* Material shown *
----------

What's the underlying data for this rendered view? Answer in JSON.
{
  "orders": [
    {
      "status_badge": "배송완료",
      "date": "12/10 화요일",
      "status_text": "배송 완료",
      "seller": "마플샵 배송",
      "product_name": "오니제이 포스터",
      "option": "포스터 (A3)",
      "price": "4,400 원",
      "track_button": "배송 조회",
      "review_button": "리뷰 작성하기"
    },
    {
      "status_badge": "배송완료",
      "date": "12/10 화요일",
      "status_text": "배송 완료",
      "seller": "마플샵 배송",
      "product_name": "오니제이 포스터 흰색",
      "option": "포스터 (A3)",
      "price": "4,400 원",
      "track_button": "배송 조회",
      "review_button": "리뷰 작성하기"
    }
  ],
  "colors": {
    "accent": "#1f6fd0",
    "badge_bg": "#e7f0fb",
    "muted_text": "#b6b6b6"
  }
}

----------

* The request *
Reproduce every record, matching each line exactly.

* Response to the task *
What's the underlying data for this rendered view? Answer in JSON.
{
  "orders": [
    {
      "status_badge": "배송완료",
      "date": "12/10 화요일",
      "status_text": "배송 완료",
      "seller": "마플샵 배송",
      "product_name": "오니제이 포스터",
      "option": "포스터 (A3)",
      "price": "4,400 원",
      "track_button": "배송 조회",
      "review_button": "리뷰 작성하기"
    },
    {
      "status_badge": "배송완료",
      "date": "12/10 화요일",
      "status_text": "배송 완료",
      "seller": "마플샵 배송",
      "product_name": "오니제이 포스터 흰색",
      "option": "포스터 (A3)",
      "price": "4,400 원",
      "track_button": "배송 조회",
      "review_button": "리뷰 작성하기"
    }
  ],
  "colors": {
    "accent": "#1f6fd0",
    "badge_bg": "#e7f0fb",
    "muted_text": "#b6b6b6"
  }
}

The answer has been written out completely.